▶ _Goal_:
Put the lines of the data from the one containing "routine-label: Schlafen gehen" through the one containing "routine-label: Aufwachen bbox=[229, 680, 499, 740]", both included, into a numbered list with blank lines left out.

##### Task input #####

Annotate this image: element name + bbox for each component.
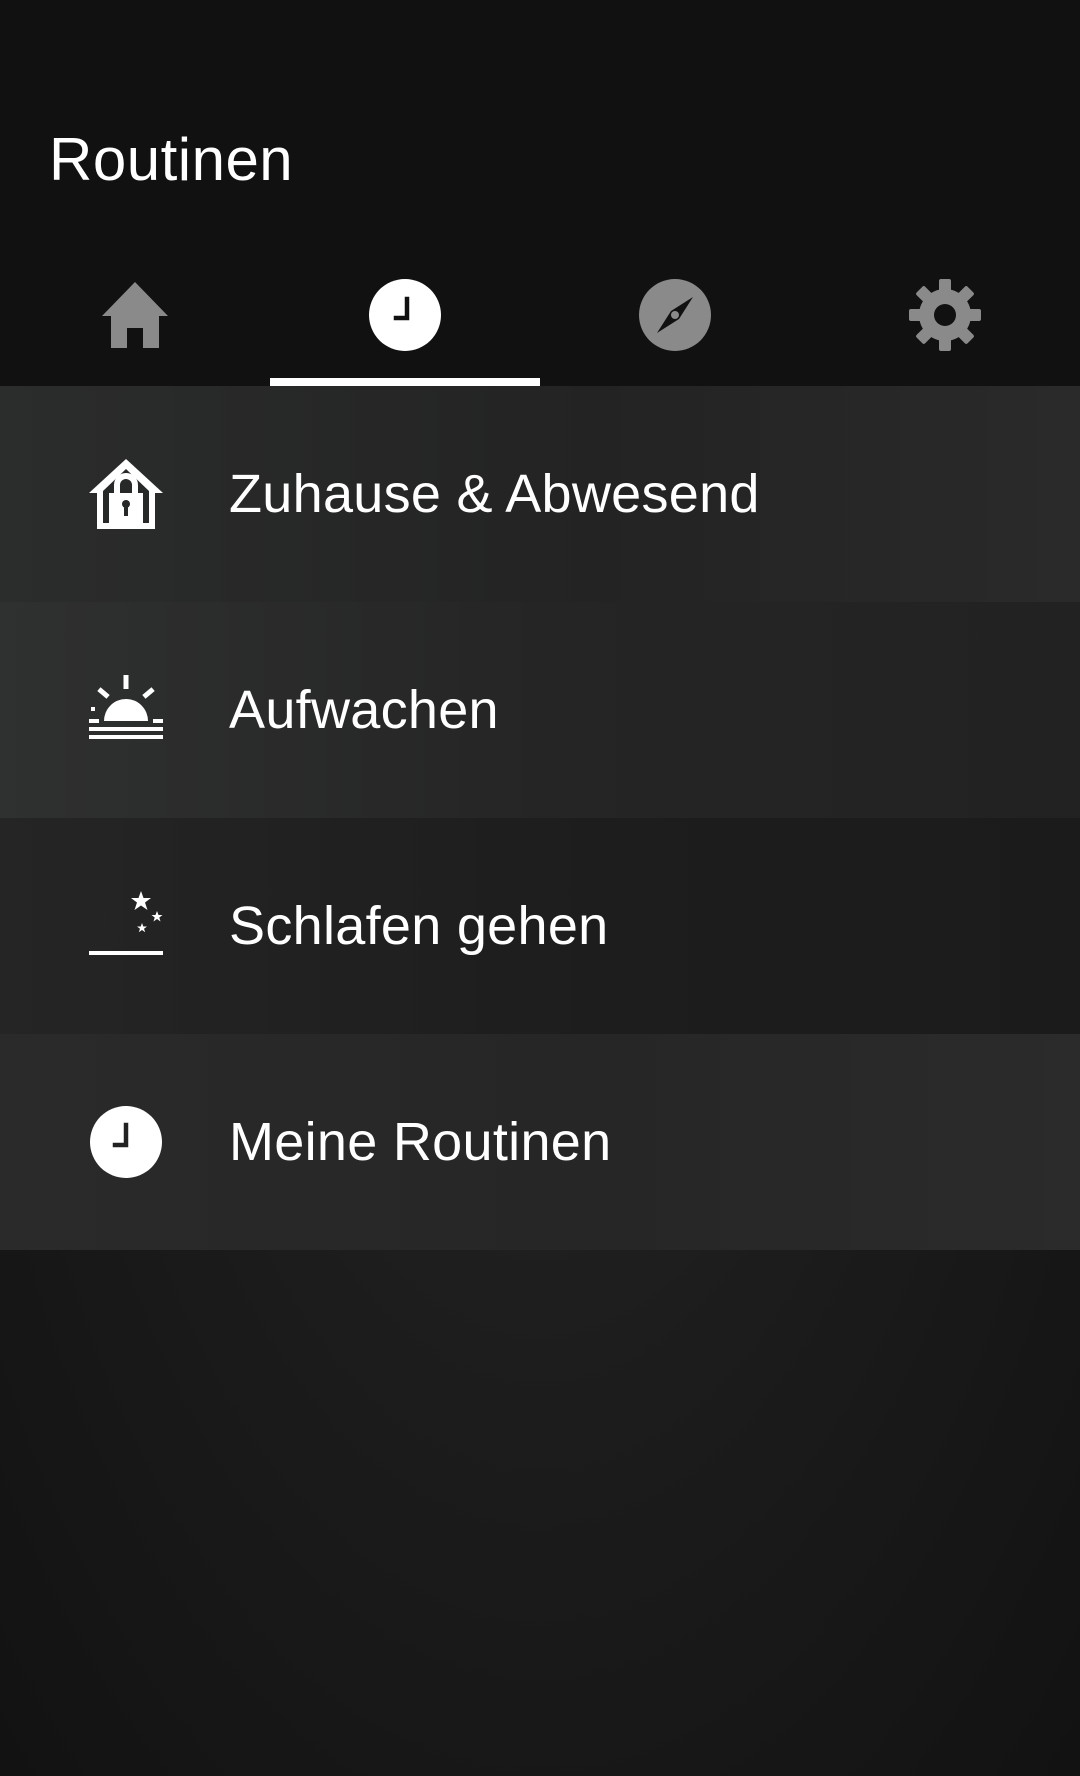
routine-label: Schlafen gehen bbox=[229, 896, 609, 956]
routine-list: Zuhause & Abwesend Aufwachen Schlafen ge… bbox=[0, 386, 1080, 1776]
page-title: Routinen bbox=[49, 126, 294, 193]
compass-icon bbox=[639, 279, 711, 351]
tab-home[interactable] bbox=[0, 258, 270, 386]
routine-item-wake-up[interactable]: Aufwachen bbox=[0, 602, 1080, 818]
tab-bar bbox=[0, 258, 1080, 386]
gear-icon bbox=[909, 279, 981, 351]
routine-item-my-routines[interactable]: Meine Routinen bbox=[0, 1034, 1080, 1250]
tab-settings[interactable] bbox=[810, 258, 1080, 386]
home-icon bbox=[102, 282, 168, 348]
sunrise-icon bbox=[89, 675, 163, 739]
app-screen: Routinen Zuhause & Abwesend Aufwachen Sc… bbox=[0, 0, 1080, 1776]
header: Routinen bbox=[0, 0, 1080, 386]
clock-icon bbox=[90, 1106, 162, 1178]
clock-icon bbox=[369, 279, 441, 351]
moon-stars-icon bbox=[89, 891, 163, 955]
home-lock-icon bbox=[89, 459, 163, 529]
routine-item-home-away[interactable]: Zuhause & Abwesend bbox=[0, 386, 1080, 602]
tab-routines[interactable] bbox=[270, 258, 540, 386]
routine-label: Meine Routinen bbox=[229, 1112, 612, 1172]
routine-item-go-to-sleep[interactable]: Schlafen gehen bbox=[0, 818, 1080, 1034]
active-tab-indicator bbox=[270, 378, 540, 386]
routine-label: Zuhause & Abwesend bbox=[229, 464, 760, 524]
tab-explore[interactable] bbox=[540, 258, 810, 386]
routine-label: Aufwachen bbox=[229, 680, 499, 740]
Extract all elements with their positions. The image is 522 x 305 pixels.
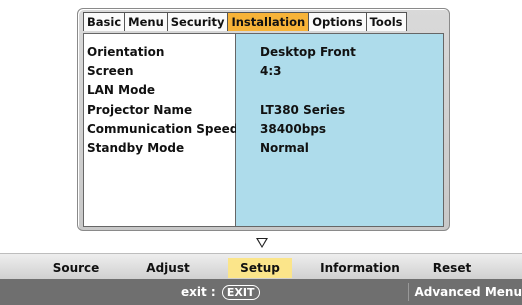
- exit-hint: exit : EXIT: [181, 283, 260, 301]
- settings-content: Orientation Screen LAN Mode Projector Na…: [83, 33, 444, 227]
- status-bar: exit : EXIT Advanced Menu: [0, 279, 522, 305]
- settings-panel: Basic Menu Security Installation Options…: [77, 8, 450, 231]
- advanced-menu-label[interactable]: Advanced Menu: [408, 283, 522, 301]
- menu-item-adjust[interactable]: Adjust: [140, 258, 196, 278]
- exit-prefix: exit :: [181, 285, 216, 299]
- menu-item-source[interactable]: Source: [48, 258, 104, 278]
- tab-basic[interactable]: Basic: [83, 12, 126, 31]
- setting-value-communication-speed[interactable]: 38400bps: [260, 120, 326, 139]
- exit-key-icon[interactable]: EXIT: [221, 285, 260, 300]
- setting-value-screen[interactable]: 4:3: [260, 62, 282, 81]
- tab-bar: Basic Menu Security Installation Options…: [83, 12, 407, 32]
- setting-label-communication-speed[interactable]: Communication Speed: [87, 120, 238, 139]
- setting-label-standby-mode[interactable]: Standby Mode: [87, 139, 184, 158]
- setting-value-orientation[interactable]: Desktop Front: [260, 43, 356, 62]
- scroll-down-arrow-icon[interactable]: [256, 238, 268, 248]
- setting-label-screen[interactable]: Screen: [87, 62, 134, 81]
- tab-tools[interactable]: Tools: [365, 12, 407, 31]
- setting-value-standby-mode[interactable]: Normal: [260, 139, 309, 158]
- main-menu-bar: Source Adjust Setup Information Reset: [0, 253, 522, 280]
- setting-label-orientation[interactable]: Orientation: [87, 43, 164, 62]
- settings-values-column: Desktop Front 4:3 LT380 Series 38400bps …: [236, 34, 443, 226]
- setting-label-lan-mode[interactable]: LAN Mode: [87, 81, 155, 100]
- setting-value-projector-name[interactable]: LT380 Series: [260, 101, 345, 120]
- menu-item-reset[interactable]: Reset: [424, 258, 480, 278]
- menu-item-setup[interactable]: Setup: [228, 258, 292, 278]
- tab-options[interactable]: Options: [308, 12, 367, 31]
- tab-security[interactable]: Security: [166, 12, 229, 31]
- setting-label-projector-name[interactable]: Projector Name: [87, 101, 192, 120]
- settings-labels-column: Orientation Screen LAN Mode Projector Na…: [84, 34, 238, 226]
- tab-installation[interactable]: Installation: [227, 12, 310, 31]
- tab-menu[interactable]: Menu: [124, 12, 168, 31]
- menu-item-information[interactable]: Information: [316, 258, 404, 278]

#####

▶ _Answer in full_:
1. routine-label: Schlafen gehen bbox=[229, 896, 609, 956]
2. routine-list: Zuhause & Abwesend Aufwachen Schlafen ge… bbox=[0, 386, 1080, 1776]
3. page-title: Routinen bbox=[49, 126, 294, 193]
4. compass-icon bbox=[639, 279, 711, 351]
5. tab-home[interactable] bbox=[0, 258, 270, 386]
6. routine-item-wake-up[interactable]: Aufwachen bbox=[0, 602, 1080, 818]
7. tab-bar bbox=[0, 258, 1080, 386]
8. gear-icon bbox=[909, 279, 981, 351]
9. routine-item-my-routines[interactable]: Meine Routinen bbox=[0, 1034, 1080, 1250]
10. tab-settings[interactable] bbox=[810, 258, 1080, 386]
11. home-icon bbox=[102, 282, 168, 348]
12. sunrise-icon bbox=[89, 675, 163, 739]
13. app-screen: Routinen Zuhause & Abwesend Aufwachen Sc… bbox=[0, 0, 1080, 1776]
14. header: Routinen bbox=[0, 0, 1080, 386]
15. clock-icon bbox=[90, 1106, 162, 1178]
16. clock-icon bbox=[369, 279, 441, 351]
17. moon-stars-icon bbox=[89, 891, 163, 955]
18. home-lock-icon bbox=[89, 459, 163, 529]
19. routine-item-home-away[interactable]: Zuhause & Abwesend bbox=[0, 386, 1080, 602]
20. tab-routines[interactable] bbox=[270, 258, 540, 386]
21. routine-label: Meine Routinen bbox=[229, 1112, 612, 1172]
22. routine-item-go-to-sleep[interactable]: Schlafen gehen bbox=[0, 818, 1080, 1034]
23. active-tab-indicator bbox=[270, 378, 540, 386]
24. routine-label: Zuhause & Abwesend bbox=[229, 464, 760, 524]
25. tab-explore[interactable] bbox=[540, 258, 810, 386]
26. routine-label: Aufwachen bbox=[229, 680, 499, 740]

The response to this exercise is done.